§ **Work instructions**: Return all of the data exactly as given.

(Chart and figure data)
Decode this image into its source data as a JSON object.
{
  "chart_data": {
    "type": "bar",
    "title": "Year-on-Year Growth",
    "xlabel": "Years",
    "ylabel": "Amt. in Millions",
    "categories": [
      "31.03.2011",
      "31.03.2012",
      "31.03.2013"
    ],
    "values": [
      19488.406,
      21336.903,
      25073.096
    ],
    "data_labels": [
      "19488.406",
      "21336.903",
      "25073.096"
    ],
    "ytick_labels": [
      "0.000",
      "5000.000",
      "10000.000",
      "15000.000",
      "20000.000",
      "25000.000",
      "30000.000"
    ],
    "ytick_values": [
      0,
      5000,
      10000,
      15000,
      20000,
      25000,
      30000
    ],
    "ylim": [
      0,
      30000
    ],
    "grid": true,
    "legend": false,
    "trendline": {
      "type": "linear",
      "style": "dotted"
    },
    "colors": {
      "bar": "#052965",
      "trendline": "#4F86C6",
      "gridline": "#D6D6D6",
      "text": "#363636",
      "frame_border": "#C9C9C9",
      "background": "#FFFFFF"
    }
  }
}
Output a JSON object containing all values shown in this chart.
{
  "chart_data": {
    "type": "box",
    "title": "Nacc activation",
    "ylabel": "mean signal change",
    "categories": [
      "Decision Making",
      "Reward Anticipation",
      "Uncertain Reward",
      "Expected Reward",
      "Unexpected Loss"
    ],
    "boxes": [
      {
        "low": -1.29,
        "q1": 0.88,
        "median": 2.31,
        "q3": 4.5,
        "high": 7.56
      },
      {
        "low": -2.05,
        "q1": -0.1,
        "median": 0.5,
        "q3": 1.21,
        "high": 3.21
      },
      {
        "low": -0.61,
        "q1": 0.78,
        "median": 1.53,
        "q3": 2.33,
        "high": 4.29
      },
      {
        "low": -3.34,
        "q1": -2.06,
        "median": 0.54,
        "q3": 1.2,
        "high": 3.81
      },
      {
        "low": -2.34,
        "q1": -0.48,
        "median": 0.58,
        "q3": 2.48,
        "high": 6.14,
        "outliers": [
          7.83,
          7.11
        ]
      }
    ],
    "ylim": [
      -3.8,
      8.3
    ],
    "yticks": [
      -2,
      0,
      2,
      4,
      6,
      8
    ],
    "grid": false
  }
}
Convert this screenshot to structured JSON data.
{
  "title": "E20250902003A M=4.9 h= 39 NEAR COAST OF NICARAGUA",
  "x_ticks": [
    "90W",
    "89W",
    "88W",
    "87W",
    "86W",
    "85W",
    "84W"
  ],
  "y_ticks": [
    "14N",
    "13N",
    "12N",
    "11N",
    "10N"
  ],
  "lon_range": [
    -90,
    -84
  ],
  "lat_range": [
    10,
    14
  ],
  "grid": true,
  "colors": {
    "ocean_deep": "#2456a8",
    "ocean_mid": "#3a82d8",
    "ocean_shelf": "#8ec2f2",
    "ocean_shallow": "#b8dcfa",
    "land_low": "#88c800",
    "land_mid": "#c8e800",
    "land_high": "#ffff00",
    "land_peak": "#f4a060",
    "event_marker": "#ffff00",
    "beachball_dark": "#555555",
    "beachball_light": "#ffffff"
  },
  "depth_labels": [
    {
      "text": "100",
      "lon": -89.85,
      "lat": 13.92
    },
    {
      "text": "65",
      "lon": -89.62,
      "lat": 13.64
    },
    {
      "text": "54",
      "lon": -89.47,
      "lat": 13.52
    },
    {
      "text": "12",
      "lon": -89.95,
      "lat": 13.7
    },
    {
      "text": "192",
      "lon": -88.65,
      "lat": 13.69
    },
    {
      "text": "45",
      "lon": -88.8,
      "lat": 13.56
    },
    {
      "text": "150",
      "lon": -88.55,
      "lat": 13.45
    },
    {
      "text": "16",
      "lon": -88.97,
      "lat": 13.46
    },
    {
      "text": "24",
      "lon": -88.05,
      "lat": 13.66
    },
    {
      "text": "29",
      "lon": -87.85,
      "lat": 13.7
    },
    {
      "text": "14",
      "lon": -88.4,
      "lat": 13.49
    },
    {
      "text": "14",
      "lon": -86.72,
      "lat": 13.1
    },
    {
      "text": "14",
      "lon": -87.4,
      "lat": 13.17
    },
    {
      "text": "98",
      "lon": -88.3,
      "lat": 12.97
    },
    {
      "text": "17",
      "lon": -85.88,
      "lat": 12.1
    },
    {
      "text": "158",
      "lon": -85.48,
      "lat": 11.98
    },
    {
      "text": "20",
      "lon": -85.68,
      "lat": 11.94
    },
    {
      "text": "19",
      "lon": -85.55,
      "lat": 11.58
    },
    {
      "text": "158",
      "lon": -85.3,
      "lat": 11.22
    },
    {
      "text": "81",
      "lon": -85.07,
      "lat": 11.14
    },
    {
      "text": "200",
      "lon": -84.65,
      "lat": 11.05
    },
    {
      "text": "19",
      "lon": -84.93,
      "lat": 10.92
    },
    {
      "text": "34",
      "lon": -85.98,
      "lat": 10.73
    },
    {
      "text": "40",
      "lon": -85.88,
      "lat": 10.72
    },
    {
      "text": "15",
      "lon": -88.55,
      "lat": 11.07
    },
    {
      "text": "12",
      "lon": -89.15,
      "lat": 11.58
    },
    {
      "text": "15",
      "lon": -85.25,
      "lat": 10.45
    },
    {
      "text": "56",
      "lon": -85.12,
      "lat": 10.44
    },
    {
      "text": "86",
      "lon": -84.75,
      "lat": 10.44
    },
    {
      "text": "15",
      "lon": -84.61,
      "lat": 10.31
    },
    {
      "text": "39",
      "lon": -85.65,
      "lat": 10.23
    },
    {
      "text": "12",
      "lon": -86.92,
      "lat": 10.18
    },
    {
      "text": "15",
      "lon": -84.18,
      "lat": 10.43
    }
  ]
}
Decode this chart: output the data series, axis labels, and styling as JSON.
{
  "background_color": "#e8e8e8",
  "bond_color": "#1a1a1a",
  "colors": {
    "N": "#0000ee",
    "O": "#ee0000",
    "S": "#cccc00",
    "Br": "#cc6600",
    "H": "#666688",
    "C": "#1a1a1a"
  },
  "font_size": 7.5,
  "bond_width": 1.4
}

§ **Task solution**:
Decode this image into its source data as a JSON object.
{
  "chart_data": {
    "type": "bar",
    "title": "Year-on-Year Growth",
    "xlabel": "Years",
    "ylabel": "Amt. in Millions",
    "categories": [
      "31.03.2011",
      "31.03.2012",
      "31.03.2013"
    ],
    "values": [
      19488.406,
      21336.903,
      25073.096
    ],
    "data_labels": [
      "19488.406",
      "21336.903",
      "25073.096"
    ],
    "ytick_labels": [
      "0.000",
      "5000.000",
      "10000.000",
      "15000.000",
      "20000.000",
      "25000.000",
      "30000.000"
    ],
    "ytick_values": [
      0,
      5000,
      10000,
      15000,
      20000,
      25000,
      30000
    ],
    "ylim": [
      0,
      30000
    ],
    "grid": true,
    "legend": false,
    "trendline": {
      "type": "linear",
      "style": "dotted"
    },
    "colors": {
      "bar": "#052965",
      "trendline": "#4F86C6",
      "gridline": "#D6D6D6",
      "text": "#363636",
      "frame_border": "#C9C9C9",
      "background": "#FFFFFF"
    }
  }
}
Output a JSON object containing all values shown in this chart.
{
  "chart_data": {
    "type": "box",
    "title": "Nacc activation",
    "ylabel": "mean signal change",
    "categories": [
      "Decision Making",
      "Reward Anticipation",
      "Uncertain Reward",
      "Expected Reward",
      "Unexpected Loss"
    ],
    "boxes": [
      {
        "low": -1.29,
        "q1": 0.88,
        "median": 2.31,
        "q3": 4.5,
        "high": 7.56
      },
      {
        "low": -2.05,
        "q1": -0.1,
        "median": 0.5,
        "q3": 1.21,
        "high": 3.21
      },
      {
        "low": -0.61,
        "q1": 0.78,
        "median": 1.53,
        "q3": 2.33,
        "high": 4.29
      },
      {
        "low": -3.34,
        "q1": -2.06,
        "median": 0.54,
        "q3": 1.2,
        "high": 3.81
      },
      {
        "low": -2.34,
        "q1": -0.48,
        "median": 0.58,
        "q3": 2.48,
        "high": 6.14,
        "outliers": [
          7.83,
          7.11
        ]
      }
    ],
    "ylim": [
      -3.8,
      8.3
    ],
    "yticks": [
      -2,
      0,
      2,
      4,
      6,
      8
    ],
    "grid": false
  }
}
Convert this screenshot to structured JSON data.
{
  "title": "E20250902003A M=4.9 h= 39 NEAR COAST OF NICARAGUA",
  "x_ticks": [
    "90W",
    "89W",
    "88W",
    "87W",
    "86W",
    "85W",
    "84W"
  ],
  "y_ticks": [
    "14N",
    "13N",
    "12N",
    "11N",
    "10N"
  ],
  "lon_range": [
    -90,
    -84
  ],
  "lat_range": [
    10,
    14
  ],
  "grid": true,
  "colors": {
    "ocean_deep": "#2456a8",
    "ocean_mid": "#3a82d8",
    "ocean_shelf": "#8ec2f2",
    "ocean_shallow": "#b8dcfa",
    "land_low": "#88c800",
    "land_mid": "#c8e800",
    "land_high": "#ffff00",
    "land_peak": "#f4a060",
    "event_marker": "#ffff00",
    "beachball_dark": "#555555",
    "beachball_light": "#ffffff"
  },
  "depth_labels": [
    {
      "text": "100",
      "lon": -89.85,
      "lat": 13.92
    },
    {
      "text": "65",
      "lon": -89.62,
      "lat": 13.64
    },
    {
      "text": "54",
      "lon": -89.47,
      "lat": 13.52
    },
    {
      "text": "12",
      "lon": -89.95,
      "lat": 13.7
    },
    {
      "text": "192",
      "lon": -88.65,
      "lat": 13.69
    },
    {
      "text": "45",
      "lon": -88.8,
      "lat": 13.56
    },
    {
      "text": "150",
      "lon": -88.55,
      "lat": 13.45
    },
    {
      "text": "16",
      "lon": -88.97,
      "lat": 13.46
    },
    {
      "text": "24",
      "lon": -88.05,
      "lat": 13.66
    },
    {
      "text": "29",
      "lon": -87.85,
      "lat": 13.7
    },
    {
      "text": "14",
      "lon": -88.4,
      "lat": 13.49
    },
    {
      "text": "14",
      "lon": -86.72,
      "lat": 13.1
    },
    {
      "text": "14",
      "lon": -87.4,
      "lat": 13.17
    },
    {
      "text": "98",
      "lon": -88.3,
      "lat": 12.97
    },
    {
      "text": "17",
      "lon": -85.88,
      "lat": 12.1
    },
    {
      "text": "158",
      "lon": -85.48,
      "lat": 11.98
    },
    {
      "text": "20",
      "lon": -85.68,
      "lat": 11.94
    },
    {
      "text": "19",
      "lon": -85.55,
      "lat": 11.58
    },
    {
      "text": "158",
      "lon": -85.3,
      "lat": 11.22
    },
    {
      "text": "81",
      "lon": -85.07,
      "lat": 11.14
    },
    {
      "text": "200",
      "lon": -84.65,
      "lat": 11.05
    },
    {
      "text": "19",
      "lon": -84.93,
      "lat": 10.92
    },
    {
      "text": "34",
      "lon": -85.98,
      "lat": 10.73
    },
    {
      "text": "40",
      "lon": -85.88,
      "lat": 10.72
    },
    {
      "text": "15",
      "lon": -88.55,
      "lat": 11.07
    },
    {
      "text": "12",
      "lon": -89.15,
      "lat": 11.58
    },
    {
      "text": "15",
      "lon": -85.25,
      "lat": 10.45
    },
    {
      "text": "56",
      "lon": -85.12,
      "lat": 10.44
    },
    {
      "text": "86",
      "lon": -84.75,
      "lat": 10.44
    },
    {
      "text": "15",
      "lon": -84.61,
      "lat": 10.31
    },
    {
      "text": "39",
      "lon": -85.65,
      "lat": 10.23
    },
    {
      "text": "12",
      "lon": -86.92,
      "lat": 10.18
    },
    {
      "text": "15",
      "lon": -84.18,
      "lat": 10.43
    }
  ]
}
Decode this chart: output the data series, axis labels, and styling as JSON.
{
  "background_color": "#e8e8e8",
  "bond_color": "#1a1a1a",
  "colors": {
    "N": "#0000ee",
    "O": "#ee0000",
    "S": "#cccc00",
    "Br": "#cc6600",
    "H": "#666688",
    "C": "#1a1a1a"
  },
  "font_size": 7.5,
  "bond_width": 1.4
}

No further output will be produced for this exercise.